_Written exercise:_
Reproduce every line of the listing as written, apart from the pictures.

_Data entries:_

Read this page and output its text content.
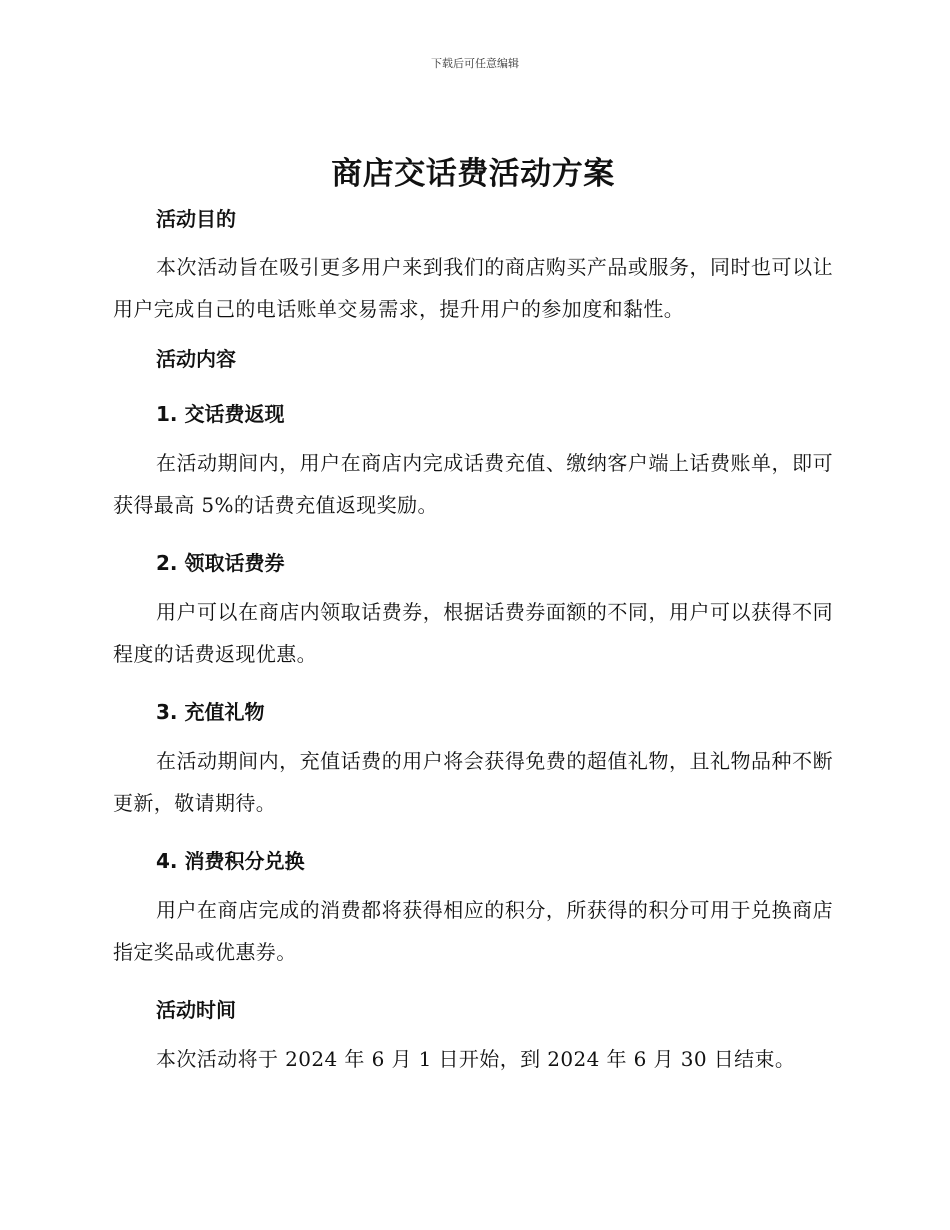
下载后可任意编辑
商店交话费活动方案
活动目的

本次活动旨在吸引更多用户来到我们的商店购买产品或服务，同时也可以让用户完成自己的电话账单交易需求，提升用户的参加度和黏性。

活动内容
1. 交话费返现

在活动期间内，用户在商店内完成话费充值、缴纳客户端上话费账单，即可获得最高 5%的话费充值返现奖励。

2. 领取话费券

用户可以在商店内领取话费券，根据话费券面额的不同，用户可以获得不同程度的话费返现优惠。

3. 充值礼物

在活动期间内，充值话费的用户将会获得免费的超值礼物，且礼物品种不断更新，敬请期待。

4. 消费积分兑换

用户在商店完成的消费都将获得相应的积分，所获得的积分可用于兑换商店指定奖品或优惠券。

活动时间

本次活动将于 2024 年 6 月 1 日开始，到 2024 年 6 月 30 日结束。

_Response to this task:_
Read this page and output its text content.
下载后可任意编辑
商店交话费活动方案
活动目的

本次活动旨在吸引更多用户来到我们的商店购买产品或服务，同时也可以让用户完成自己的电话账单交易需求，提升用户的参加度和黏性。

活动内容
1. 交话费返现

在活动期间内，用户在商店内完成话费充值、缴纳客户端上话费账单，即可获得最高 5%的话费充值返现奖励。

2. 领取话费券

用户可以在商店内领取话费券，根据话费券面额的不同，用户可以获得不同程度的话费返现优惠。

3. 充值礼物

在活动期间内，充值话费的用户将会获得免费的超值礼物，且礼物品种不断更新，敬请期待。

4. 消费积分兑换

用户在商店完成的消费都将获得相应的积分，所获得的积分可用于兑换商店指定奖品或优惠券。

活动时间

本次活动将于 2024 年 6 月 1 日开始，到 2024 年 6 月 30 日结束。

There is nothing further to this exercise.